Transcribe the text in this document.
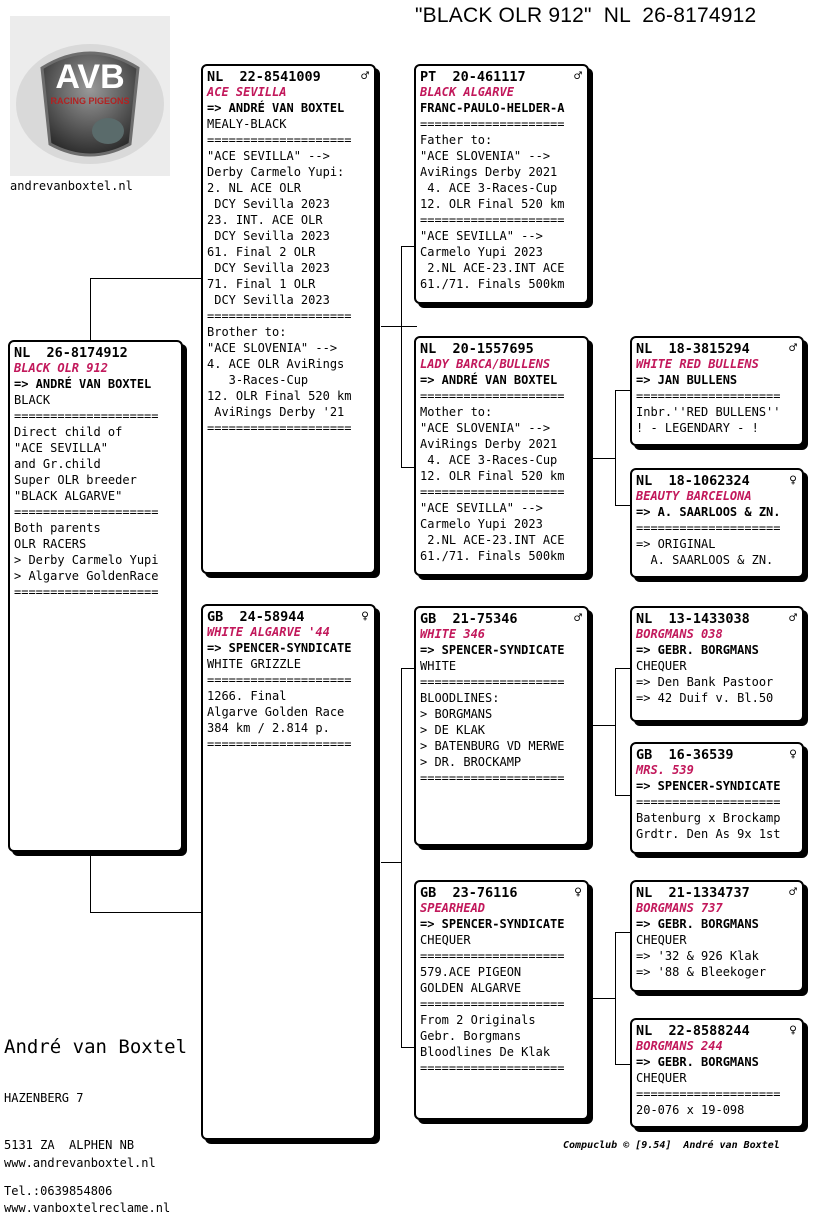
"BLACK OLR 912"  NL  26-8174912
AVB
RACING PIGEONS
andrevanboxtel.nl
NL  26-8174912
BLACK OLR 912
=> ANDRÉ VAN BOXTEL
BLACK
====================
Direct child of
"ACE SEVILLA"
and Gr.child
Super OLR breeder
"BLACK ALGARVE"
====================
Both parents
OLR RACERS
> Derby Carmelo Yupi
> Algarve GoldenRace
====================
NL  22-8541009	♂
ACE SEVILLA
=> ANDRÉ VAN BOXTEL
MEALY-BLACK
====================
"ACE SEVILLA" -->
Derby Carmelo Yupi:
2. NL ACE OLR
DCY Sevilla 2023
23. INT. ACE OLR
DCY Sevilla 2023
61. Final 2 OLR
DCY Sevilla 2023
71. Final 1 OLR
DCY Sevilla 2023
====================
Brother to:
"ACE SLOVENIA" -->
4. ACE OLR AviRings
3-Races-Cup
12. OLR Final 520 km
AviRings Derby '21
====================
GB  24-58944	♀
WHITE ALGARVE '44
=> SPENCER-SYNDICATE
WHITE GRIZZLE
====================
1266. Final
Algarve Golden Race
384 km / 2.814 p.
====================
PT  20-461117	♂
BLACK ALGARVE
FRANC-PAULO-HELDER-A
====================
Father to:
"ACE SLOVENIA" -->
AviRings Derby 2021
4. ACE 3-Races-Cup
12. OLR Final 520 km
====================
"ACE SEVILLA" -->
Carmelo Yupi 2023
2.NL ACE-23.INT ACE
61./71. Finals 500km
NL  20-1557695
LADY BARCA/BULLENS
=> ANDRÉ VAN BOXTEL
====================
Mother to:
"ACE SLOVENIA" -->
AviRings Derby 2021
4. ACE 3-Races-Cup
12. OLR Final 520 km
====================
"ACE SEVILLA" -->
Carmelo Yupi 2023
2.NL ACE-23.INT ACE
61./71. Finals 500km
GB  21-75346	♂
WHITE 346
=> SPENCER-SYNDICATE
WHITE
====================
BLOODLINES:
> BORGMANS
> DE KLAK
> BATENBURG VD MERWE
> DR. BROCKAMP
====================
GB  23-76116	♀
SPEARHEAD
=> SPENCER-SYNDICATE
CHEQUER
====================
579.ACE PIGEON
GOLDEN ALGARVE
====================
From 2 Originals
Gebr. Borgmans
Bloodlines De Klak
====================
NL  18-3815294	♂
WHITE RED BULLENS
=> JAN BULLENS
====================
Inbr.''RED BULLENS''
! - LEGENDARY - !
NL  18-1062324	♀
BEAUTY BARCELONA
=> A. SAARLOOS & ZN.
====================
=> ORIGINAL
A. SAARLOOS & ZN.
NL  13-1433038	♂
BORGMANS 038
=> GEBR. BORGMANS
CHEQUER
=> Den Bank Pastoor
=> 42 Duif v. Bl.50
GB  16-36539	♀
MRS. 539
=> SPENCER-SYNDICATE
====================
Batenburg x Brockamp
Grdtr. Den As 9x 1st
NL  21-1334737	♂
BORGMANS 737
=> GEBR. BORGMANS
CHEQUER
=> '32 & 926 Klak
=> '88 & Bleekoger
NL  22-8588244	♀
BORGMANS 244
=> GEBR. BORGMANS
CHEQUER
====================
20-076 x 19-098
André van Boxtel

HAZENBERG 7

5131 ZA  ALPHEN NB

Tel.:0639854806

www.andrevanboxtel.nl

www.vanboxtelreclame.nl

Compuclub © [9.54]  André van Boxtel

^^^^

INSTRUCTIONS FOR THE TASK =>
Search the records for the word "WHITE" and copy every line where it occurs.

EXERCISE RESPONSE =>
WHITE ALGARVE '44
WHITE GRIZZLE
WHITE 346
WHITE
WHITE RED BULLENS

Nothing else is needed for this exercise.